Task instructions:
Every entry must be given again exactly.

[Stored records]
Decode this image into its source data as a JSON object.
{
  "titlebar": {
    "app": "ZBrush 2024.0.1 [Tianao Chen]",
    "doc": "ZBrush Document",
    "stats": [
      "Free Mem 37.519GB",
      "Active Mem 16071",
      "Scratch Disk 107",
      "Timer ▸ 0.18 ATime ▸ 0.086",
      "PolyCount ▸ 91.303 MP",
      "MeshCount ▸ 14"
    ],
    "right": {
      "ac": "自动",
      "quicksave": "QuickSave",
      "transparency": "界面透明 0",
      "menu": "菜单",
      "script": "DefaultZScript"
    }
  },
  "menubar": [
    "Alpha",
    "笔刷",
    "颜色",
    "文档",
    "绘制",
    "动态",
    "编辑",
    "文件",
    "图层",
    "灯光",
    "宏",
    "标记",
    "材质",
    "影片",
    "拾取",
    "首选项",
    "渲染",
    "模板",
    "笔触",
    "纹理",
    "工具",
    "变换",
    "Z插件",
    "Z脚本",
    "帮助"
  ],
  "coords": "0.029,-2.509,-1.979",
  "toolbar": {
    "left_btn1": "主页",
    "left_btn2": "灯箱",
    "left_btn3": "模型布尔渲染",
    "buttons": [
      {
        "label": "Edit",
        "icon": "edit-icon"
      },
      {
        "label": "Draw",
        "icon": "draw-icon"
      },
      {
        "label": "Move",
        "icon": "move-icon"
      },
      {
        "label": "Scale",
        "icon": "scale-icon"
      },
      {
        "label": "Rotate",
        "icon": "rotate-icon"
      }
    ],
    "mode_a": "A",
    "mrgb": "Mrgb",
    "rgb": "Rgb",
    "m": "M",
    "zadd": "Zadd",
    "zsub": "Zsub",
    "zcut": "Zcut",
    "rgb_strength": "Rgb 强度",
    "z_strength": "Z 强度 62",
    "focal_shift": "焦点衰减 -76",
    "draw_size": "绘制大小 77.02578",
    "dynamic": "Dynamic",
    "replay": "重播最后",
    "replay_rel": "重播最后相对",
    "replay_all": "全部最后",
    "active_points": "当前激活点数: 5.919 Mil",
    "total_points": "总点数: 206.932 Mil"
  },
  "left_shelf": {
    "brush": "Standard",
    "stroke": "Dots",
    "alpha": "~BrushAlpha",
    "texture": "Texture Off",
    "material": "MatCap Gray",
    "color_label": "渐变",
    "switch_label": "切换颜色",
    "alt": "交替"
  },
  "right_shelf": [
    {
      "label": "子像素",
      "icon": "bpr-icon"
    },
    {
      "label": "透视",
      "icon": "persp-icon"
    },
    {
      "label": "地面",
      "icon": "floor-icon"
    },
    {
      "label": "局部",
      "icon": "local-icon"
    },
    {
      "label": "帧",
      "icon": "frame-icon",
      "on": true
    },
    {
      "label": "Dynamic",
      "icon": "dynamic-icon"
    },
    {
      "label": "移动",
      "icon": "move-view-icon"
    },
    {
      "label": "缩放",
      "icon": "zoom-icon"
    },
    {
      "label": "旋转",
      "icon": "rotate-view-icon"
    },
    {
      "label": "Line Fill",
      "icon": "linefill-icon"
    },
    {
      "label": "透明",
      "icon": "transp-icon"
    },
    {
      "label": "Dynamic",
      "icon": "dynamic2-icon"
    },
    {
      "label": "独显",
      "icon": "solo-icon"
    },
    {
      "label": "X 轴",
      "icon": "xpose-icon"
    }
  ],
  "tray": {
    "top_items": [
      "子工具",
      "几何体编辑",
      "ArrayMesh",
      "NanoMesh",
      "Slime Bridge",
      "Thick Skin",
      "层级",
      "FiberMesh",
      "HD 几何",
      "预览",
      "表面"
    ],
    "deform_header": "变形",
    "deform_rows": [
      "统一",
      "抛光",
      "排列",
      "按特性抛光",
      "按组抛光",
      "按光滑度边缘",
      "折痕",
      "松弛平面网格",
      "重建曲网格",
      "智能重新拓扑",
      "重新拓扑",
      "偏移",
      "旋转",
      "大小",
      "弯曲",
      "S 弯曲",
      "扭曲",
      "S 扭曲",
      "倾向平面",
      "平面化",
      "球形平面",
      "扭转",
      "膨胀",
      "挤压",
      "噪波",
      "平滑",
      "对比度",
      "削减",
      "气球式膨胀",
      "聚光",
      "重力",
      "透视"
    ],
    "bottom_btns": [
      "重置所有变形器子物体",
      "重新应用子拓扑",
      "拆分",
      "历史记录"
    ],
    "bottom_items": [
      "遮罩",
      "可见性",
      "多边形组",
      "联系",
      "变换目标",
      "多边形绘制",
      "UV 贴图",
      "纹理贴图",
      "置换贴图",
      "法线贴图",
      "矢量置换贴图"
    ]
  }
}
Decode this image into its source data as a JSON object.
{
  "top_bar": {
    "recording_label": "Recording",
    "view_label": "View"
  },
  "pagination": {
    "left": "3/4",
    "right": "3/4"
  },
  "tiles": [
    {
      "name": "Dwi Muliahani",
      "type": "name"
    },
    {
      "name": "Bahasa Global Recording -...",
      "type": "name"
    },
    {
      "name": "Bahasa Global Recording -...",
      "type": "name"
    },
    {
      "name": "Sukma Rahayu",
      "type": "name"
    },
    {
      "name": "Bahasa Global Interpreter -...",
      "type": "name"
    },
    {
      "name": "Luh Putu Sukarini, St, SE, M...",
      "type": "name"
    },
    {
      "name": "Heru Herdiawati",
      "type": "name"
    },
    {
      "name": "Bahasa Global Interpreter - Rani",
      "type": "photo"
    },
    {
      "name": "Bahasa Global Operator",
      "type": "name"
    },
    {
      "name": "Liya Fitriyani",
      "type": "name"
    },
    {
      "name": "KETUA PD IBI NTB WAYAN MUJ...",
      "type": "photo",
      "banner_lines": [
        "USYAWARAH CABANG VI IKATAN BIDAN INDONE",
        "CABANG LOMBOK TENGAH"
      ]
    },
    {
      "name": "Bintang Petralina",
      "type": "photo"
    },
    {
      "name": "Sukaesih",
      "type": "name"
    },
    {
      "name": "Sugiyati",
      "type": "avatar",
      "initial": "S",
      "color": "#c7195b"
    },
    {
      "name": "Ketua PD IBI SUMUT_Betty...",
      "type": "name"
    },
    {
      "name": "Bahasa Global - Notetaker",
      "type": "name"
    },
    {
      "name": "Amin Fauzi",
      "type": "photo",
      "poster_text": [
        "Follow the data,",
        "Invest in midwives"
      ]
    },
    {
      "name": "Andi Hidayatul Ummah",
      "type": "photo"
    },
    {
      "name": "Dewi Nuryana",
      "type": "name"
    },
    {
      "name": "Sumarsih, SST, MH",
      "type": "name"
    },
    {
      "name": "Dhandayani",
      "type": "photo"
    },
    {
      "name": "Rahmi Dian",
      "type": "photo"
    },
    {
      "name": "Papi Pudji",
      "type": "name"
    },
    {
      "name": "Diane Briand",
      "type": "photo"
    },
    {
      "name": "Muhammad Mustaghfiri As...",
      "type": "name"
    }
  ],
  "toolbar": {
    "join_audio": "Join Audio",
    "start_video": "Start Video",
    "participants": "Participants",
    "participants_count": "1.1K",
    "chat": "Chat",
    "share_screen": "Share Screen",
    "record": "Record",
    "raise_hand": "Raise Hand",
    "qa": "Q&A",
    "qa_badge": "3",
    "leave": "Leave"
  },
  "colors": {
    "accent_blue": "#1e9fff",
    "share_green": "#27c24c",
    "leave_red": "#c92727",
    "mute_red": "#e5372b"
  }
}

Response to the task:
Decode this image into its source data as a JSON object.
{
  "titlebar": {
    "app": "ZBrush 2024.0.1 [Tianao Chen]",
    "doc": "ZBrush Document",
    "stats": [
      "Free Mem 37.519GB",
      "Active Mem 16071",
      "Scratch Disk 107",
      "Timer ▸ 0.18 ATime ▸ 0.086",
      "PolyCount ▸ 91.303 MP",
      "MeshCount ▸ 14"
    ],
    "right": {
      "ac": "自动",
      "quicksave": "QuickSave",
      "transparency": "界面透明 0",
      "menu": "菜单",
      "script": "DefaultZScript"
    }
  },
  "menubar": [
    "Alpha",
    "笔刷",
    "颜色",
    "文档",
    "绘制",
    "动态",
    "编辑",
    "文件",
    "图层",
    "灯光",
    "宏",
    "标记",
    "材质",
    "影片",
    "拾取",
    "首选项",
    "渲染",
    "模板",
    "笔触",
    "纹理",
    "工具",
    "变换",
    "Z插件",
    "Z脚本",
    "帮助"
  ],
  "coords": "0.029,-2.509,-1.979",
  "toolbar": {
    "left_btn1": "主页",
    "left_btn2": "灯箱",
    "left_btn3": "模型布尔渲染",
    "buttons": [
      {
        "label": "Edit",
        "icon": "edit-icon"
      },
      {
        "label": "Draw",
        "icon": "draw-icon"
      },
      {
        "label": "Move",
        "icon": "move-icon"
      },
      {
        "label": "Scale",
        "icon": "scale-icon"
      },
      {
        "label": "Rotate",
        "icon": "rotate-icon"
      }
    ],
    "mode_a": "A",
    "mrgb": "Mrgb",
    "rgb": "Rgb",
    "m": "M",
    "zadd": "Zadd",
    "zsub": "Zsub",
    "zcut": "Zcut",
    "rgb_strength": "Rgb 强度",
    "z_strength": "Z 强度 62",
    "focal_shift": "焦点衰减 -76",
    "draw_size": "绘制大小 77.02578",
    "dynamic": "Dynamic",
    "replay": "重播最后",
    "replay_rel": "重播最后相对",
    "replay_all": "全部最后",
    "active_points": "当前激活点数: 5.919 Mil",
    "total_points": "总点数: 206.932 Mil"
  },
  "left_shelf": {
    "brush": "Standard",
    "stroke": "Dots",
    "alpha": "~BrushAlpha",
    "texture": "Texture Off",
    "material": "MatCap Gray",
    "color_label": "渐变",
    "switch_label": "切换颜色",
    "alt": "交替"
  },
  "right_shelf": [
    {
      "label": "子像素",
      "icon": "bpr-icon"
    },
    {
      "label": "透视",
      "icon": "persp-icon"
    },
    {
      "label": "地面",
      "icon": "floor-icon"
    },
    {
      "label": "局部",
      "icon": "local-icon"
    },
    {
      "label": "帧",
      "icon": "frame-icon",
      "on": true
    },
    {
      "label": "Dynamic",
      "icon": "dynamic-icon"
    },
    {
      "label": "移动",
      "icon": "move-view-icon"
    },
    {
      "label": "缩放",
      "icon": "zoom-icon"
    },
    {
      "label": "旋转",
      "icon": "rotate-view-icon"
    },
    {
      "label": "Line Fill",
      "icon": "linefill-icon"
    },
    {
      "label": "透明",
      "icon": "transp-icon"
    },
    {
      "label": "Dynamic",
      "icon": "dynamic2-icon"
    },
    {
      "label": "独显",
      "icon": "solo-icon"
    },
    {
      "label": "X 轴",
      "icon": "xpose-icon"
    }
  ],
  "tray": {
    "top_items": [
      "子工具",
      "几何体编辑",
      "ArrayMesh",
      "NanoMesh",
      "Slime Bridge",
      "Thick Skin",
      "层级",
      "FiberMesh",
      "HD 几何",
      "预览",
      "表面"
    ],
    "deform_header": "变形",
    "deform_rows": [
      "统一",
      "抛光",
      "排列",
      "按特性抛光",
      "按组抛光",
      "按光滑度边缘",
      "折痕",
      "松弛平面网格",
      "重建曲网格",
      "智能重新拓扑",
      "重新拓扑",
      "偏移",
      "旋转",
      "大小",
      "弯曲",
      "S 弯曲",
      "扭曲",
      "S 扭曲",
      "倾向平面",
      "平面化",
      "球形平面",
      "扭转",
      "膨胀",
      "挤压",
      "噪波",
      "平滑",
      "对比度",
      "削减",
      "气球式膨胀",
      "聚光",
      "重力",
      "透视"
    ],
    "bottom_btns": [
      "重置所有变形器子物体",
      "重新应用子拓扑",
      "拆分",
      "历史记录"
    ],
    "bottom_items": [
      "遮罩",
      "可见性",
      "多边形组",
      "联系",
      "变换目标",
      "多边形绘制",
      "UV 贴图",
      "纹理贴图",
      "置换贴图",
      "法线贴图",
      "矢量置换贴图"
    ]
  }
}
Decode this image into its source data as a JSON object.
{
  "top_bar": {
    "recording_label": "Recording",
    "view_label": "View"
  },
  "pagination": {
    "left": "3/4",
    "right": "3/4"
  },
  "tiles": [
    {
      "name": "Dwi Muliahani",
      "type": "name"
    },
    {
      "name": "Bahasa Global Recording -...",
      "type": "name"
    },
    {
      "name": "Bahasa Global Recording -...",
      "type": "name"
    },
    {
      "name": "Sukma Rahayu",
      "type": "name"
    },
    {
      "name": "Bahasa Global Interpreter -...",
      "type": "name"
    },
    {
      "name": "Luh Putu Sukarini, St, SE, M...",
      "type": "name"
    },
    {
      "name": "Heru Herdiawati",
      "type": "name"
    },
    {
      "name": "Bahasa Global Interpreter - Rani",
      "type": "photo"
    },
    {
      "name": "Bahasa Global Operator",
      "type": "name"
    },
    {
      "name": "Liya Fitriyani",
      "type": "name"
    },
    {
      "name": "KETUA PD IBI NTB WAYAN MUJ...",
      "type": "photo",
      "banner_lines": [
        "USYAWARAH CABANG VI IKATAN BIDAN INDONE",
        "CABANG LOMBOK TENGAH"
      ]
    },
    {
      "name": "Bintang Petralina",
      "type": "photo"
    },
    {
      "name": "Sukaesih",
      "type": "name"
    },
    {
      "name": "Sugiyati",
      "type": "avatar",
      "initial": "S",
      "color": "#c7195b"
    },
    {
      "name": "Ketua PD IBI SUMUT_Betty...",
      "type": "name"
    },
    {
      "name": "Bahasa Global - Notetaker",
      "type": "name"
    },
    {
      "name": "Amin Fauzi",
      "type": "photo",
      "poster_text": [
        "Follow the data,",
        "Invest in midwives"
      ]
    },
    {
      "name": "Andi Hidayatul Ummah",
      "type": "photo"
    },
    {
      "name": "Dewi Nuryana",
      "type": "name"
    },
    {
      "name": "Sumarsih, SST, MH",
      "type": "name"
    },
    {
      "name": "Dhandayani",
      "type": "photo"
    },
    {
      "name": "Rahmi Dian",
      "type": "photo"
    },
    {
      "name": "Papi Pudji",
      "type": "name"
    },
    {
      "name": "Diane Briand",
      "type": "photo"
    },
    {
      "name": "Muhammad Mustaghfiri As...",
      "type": "name"
    }
  ],
  "toolbar": {
    "join_audio": "Join Audio",
    "start_video": "Start Video",
    "participants": "Participants",
    "participants_count": "1.1K",
    "chat": "Chat",
    "share_screen": "Share Screen",
    "record": "Record",
    "raise_hand": "Raise Hand",
    "qa": "Q&A",
    "qa_badge": "3",
    "leave": "Leave"
  },
  "colors": {
    "accent_blue": "#1e9fff",
    "share_green": "#27c24c",
    "leave_red": "#c92727",
    "mute_red": "#e5372b"
  }
}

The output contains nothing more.